■ Figure collection entries:

----

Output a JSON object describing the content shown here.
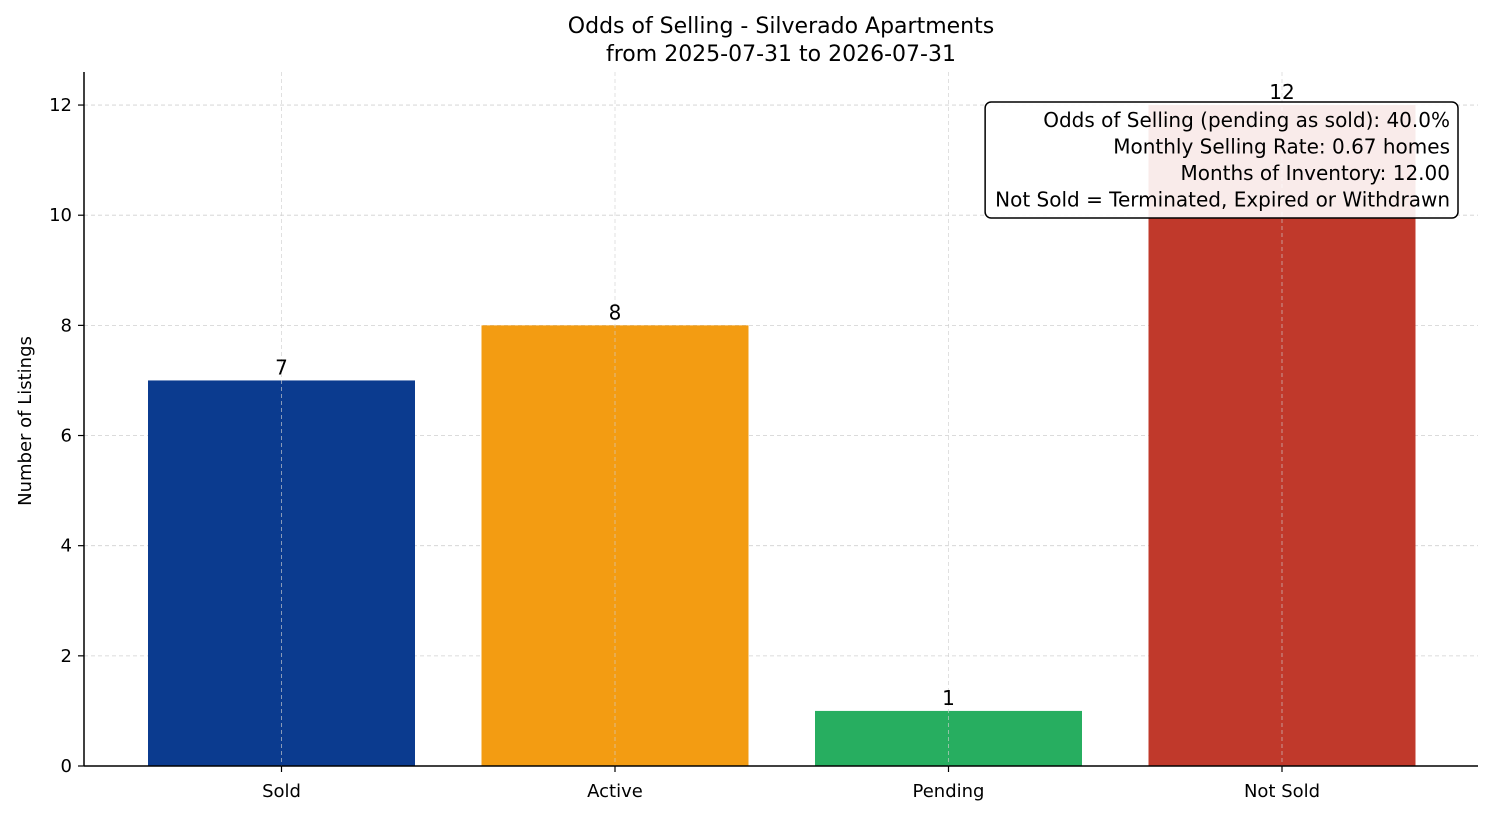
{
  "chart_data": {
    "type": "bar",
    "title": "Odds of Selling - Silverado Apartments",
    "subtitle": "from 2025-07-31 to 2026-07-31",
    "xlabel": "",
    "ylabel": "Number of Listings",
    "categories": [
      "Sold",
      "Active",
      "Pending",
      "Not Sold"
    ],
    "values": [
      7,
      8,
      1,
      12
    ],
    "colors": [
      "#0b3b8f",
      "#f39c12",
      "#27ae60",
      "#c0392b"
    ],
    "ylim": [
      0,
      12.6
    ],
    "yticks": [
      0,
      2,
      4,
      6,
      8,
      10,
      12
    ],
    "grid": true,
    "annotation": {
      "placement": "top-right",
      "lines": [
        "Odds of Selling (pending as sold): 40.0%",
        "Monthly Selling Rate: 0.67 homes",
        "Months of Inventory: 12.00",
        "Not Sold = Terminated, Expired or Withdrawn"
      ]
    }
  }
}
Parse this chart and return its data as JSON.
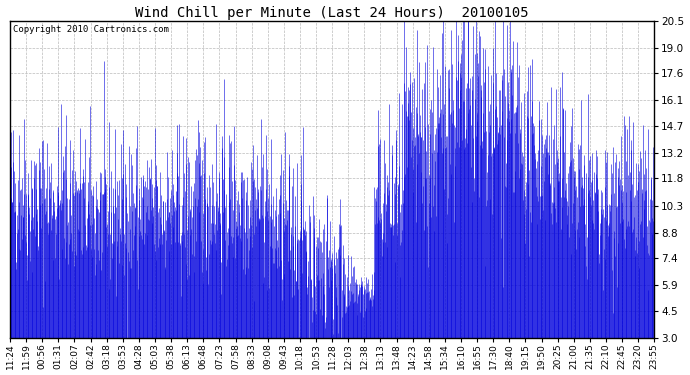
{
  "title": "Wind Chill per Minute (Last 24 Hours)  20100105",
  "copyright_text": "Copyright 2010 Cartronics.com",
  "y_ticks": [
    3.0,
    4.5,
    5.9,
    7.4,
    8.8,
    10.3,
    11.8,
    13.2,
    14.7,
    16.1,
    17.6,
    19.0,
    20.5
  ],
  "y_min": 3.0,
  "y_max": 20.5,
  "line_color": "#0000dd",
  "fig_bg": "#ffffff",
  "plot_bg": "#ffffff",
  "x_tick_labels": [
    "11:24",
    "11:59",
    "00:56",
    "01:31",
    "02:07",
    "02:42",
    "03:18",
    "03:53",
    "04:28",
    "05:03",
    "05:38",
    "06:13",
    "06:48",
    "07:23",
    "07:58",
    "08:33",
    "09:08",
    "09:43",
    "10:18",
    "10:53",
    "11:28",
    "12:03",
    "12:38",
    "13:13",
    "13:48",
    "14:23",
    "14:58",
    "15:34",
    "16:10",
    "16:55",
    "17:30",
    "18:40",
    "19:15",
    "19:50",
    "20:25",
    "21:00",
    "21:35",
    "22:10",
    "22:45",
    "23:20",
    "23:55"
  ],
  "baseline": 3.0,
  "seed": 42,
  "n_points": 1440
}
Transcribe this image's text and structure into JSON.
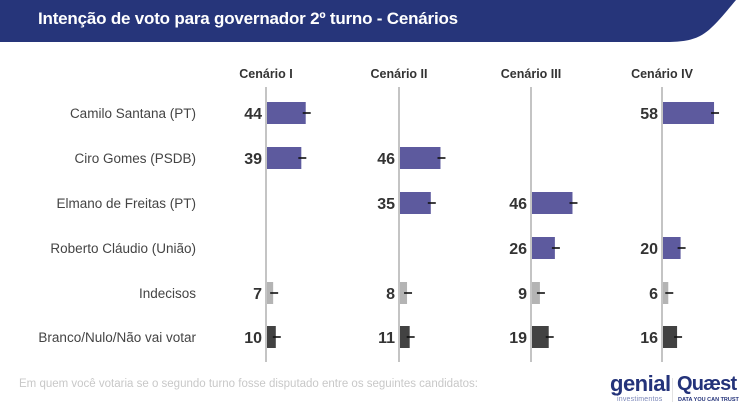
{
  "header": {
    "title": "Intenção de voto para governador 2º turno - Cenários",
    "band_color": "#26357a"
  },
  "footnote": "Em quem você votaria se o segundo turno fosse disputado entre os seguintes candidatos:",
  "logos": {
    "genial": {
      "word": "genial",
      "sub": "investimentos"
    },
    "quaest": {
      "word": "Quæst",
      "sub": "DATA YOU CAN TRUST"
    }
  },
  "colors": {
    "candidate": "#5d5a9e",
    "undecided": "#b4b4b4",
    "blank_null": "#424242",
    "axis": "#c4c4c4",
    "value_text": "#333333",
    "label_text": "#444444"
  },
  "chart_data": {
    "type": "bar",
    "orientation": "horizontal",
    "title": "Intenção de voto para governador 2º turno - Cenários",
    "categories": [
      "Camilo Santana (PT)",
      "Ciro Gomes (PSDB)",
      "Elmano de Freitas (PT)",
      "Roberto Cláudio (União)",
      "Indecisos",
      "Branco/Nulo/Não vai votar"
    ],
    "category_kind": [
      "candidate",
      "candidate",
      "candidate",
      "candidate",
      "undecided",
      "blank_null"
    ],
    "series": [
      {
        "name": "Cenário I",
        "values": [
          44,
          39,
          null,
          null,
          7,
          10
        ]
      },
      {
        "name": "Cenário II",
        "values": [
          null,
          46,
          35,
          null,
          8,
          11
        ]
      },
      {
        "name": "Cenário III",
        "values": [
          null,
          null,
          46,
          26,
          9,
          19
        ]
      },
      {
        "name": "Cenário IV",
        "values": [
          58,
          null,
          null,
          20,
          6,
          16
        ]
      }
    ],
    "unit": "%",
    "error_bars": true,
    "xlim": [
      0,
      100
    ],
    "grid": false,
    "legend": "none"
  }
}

----

■ EXERCISE DETAILS: Transcribe the material exactly, and leave out whatever pictures it holds.

■ ANSWER TO THE TASK:
Output a JSON object describing the content shown here.
{
  "chart_data": {
    "type": "bar",
    "title": "Odds of Selling - Silverado Apartments",
    "subtitle": "from 2025-07-31 to 2026-07-31",
    "xlabel": "",
    "ylabel": "Number of Listings",
    "categories": [
      "Sold",
      "Active",
      "Pending",
      "Not Sold"
    ],
    "values": [
      7,
      8,
      1,
      12
    ],
    "colors": [
      "#0b3b8f",
      "#f39c12",
      "#27ae60",
      "#c0392b"
    ],
    "ylim": [
      0,
      12.6
    ],
    "yticks": [
      0,
      2,
      4,
      6,
      8,
      10,
      12
    ],
    "grid": true,
    "annotation": {
      "placement": "top-right",
      "lines": [
        "Odds of Selling (pending as sold): 40.0%",
        "Monthly Selling Rate: 0.67 homes",
        "Months of Inventory: 12.00",
        "Not Sold = Terminated, Expired or Withdrawn"
      ]
    }
  }
}
Parse this chart and return its data as JSON.
{
  "title": "Wind Chill per Minute (Last 24 Hours)  20100105",
  "copyright_text": "Copyright 2010 Cartronics.com",
  "y_ticks": [
    3.0,
    4.5,
    5.9,
    7.4,
    8.8,
    10.3,
    11.8,
    13.2,
    14.7,
    16.1,
    17.6,
    19.0,
    20.5
  ],
  "y_min": 3.0,
  "y_max": 20.5,
  "line_color": "#0000dd",
  "fig_bg": "#ffffff",
  "plot_bg": "#ffffff",
  "x_tick_labels": [
    "11:24",
    "11:59",
    "00:56",
    "01:31",
    "02:07",
    "02:42",
    "03:18",
    "03:53",
    "04:28",
    "05:03",
    "05:38",
    "06:13",
    "06:48",
    "07:23",
    "07:58",
    "08:33",
    "09:08",
    "09:43",
    "10:18",
    "10:53",
    "11:28",
    "12:03",
    "12:38",
    "13:13",
    "13:48",
    "14:23",
    "14:58",
    "15:34",
    "16:10",
    "16:55",
    "17:30",
    "18:40",
    "19:15",
    "19:50",
    "20:25",
    "21:00",
    "21:35",
    "22:10",
    "22:45",
    "23:20",
    "23:55"
  ],
  "baseline": 3.0,
  "seed": 42,
  "n_points": 1440
}
Transcribe this image's text and structure into JSON.
{
  "header": {
    "title": "Intenção de voto para governador 2º turno - Cenários",
    "band_color": "#26357a"
  },
  "footnote": "Em quem você votaria se o segundo turno fosse disputado entre os seguintes candidatos:",
  "logos": {
    "genial": {
      "word": "genial",
      "sub": "investimentos"
    },
    "quaest": {
      "word": "Quæst",
      "sub": "DATA YOU CAN TRUST"
    }
  },
  "colors": {
    "candidate": "#5d5a9e",
    "undecided": "#b4b4b4",
    "blank_null": "#424242",
    "axis": "#c4c4c4",
    "value_text": "#333333",
    "label_text": "#444444"
  },
  "chart_data": {
    "type": "bar",
    "orientation": "horizontal",
    "title": "Intenção de voto para governador 2º turno - Cenários",
    "categories": [
      "Camilo Santana (PT)",
      "Ciro Gomes (PSDB)",
      "Elmano de Freitas (PT)",
      "Roberto Cláudio (União)",
      "Indecisos",
      "Branco/Nulo/Não vai votar"
    ],
    "category_kind": [
      "candidate",
      "candidate",
      "candidate",
      "candidate",
      "undecided",
      "blank_null"
    ],
    "series": [
      {
        "name": "Cenário I",
        "values": [
          44,
          39,
          null,
          null,
          7,
          10
        ]
      },
      {
        "name": "Cenário II",
        "values": [
          null,
          46,
          35,
          null,
          8,
          11
        ]
      },
      {
        "name": "Cenário III",
        "values": [
          null,
          null,
          46,
          26,
          9,
          19
        ]
      },
      {
        "name": "Cenário IV",
        "values": [
          58,
          null,
          null,
          20,
          6,
          16
        ]
      }
    ],
    "unit": "%",
    "error_bars": true,
    "xlim": [
      0,
      100
    ],
    "grid": false,
    "legend": "none"
  }
}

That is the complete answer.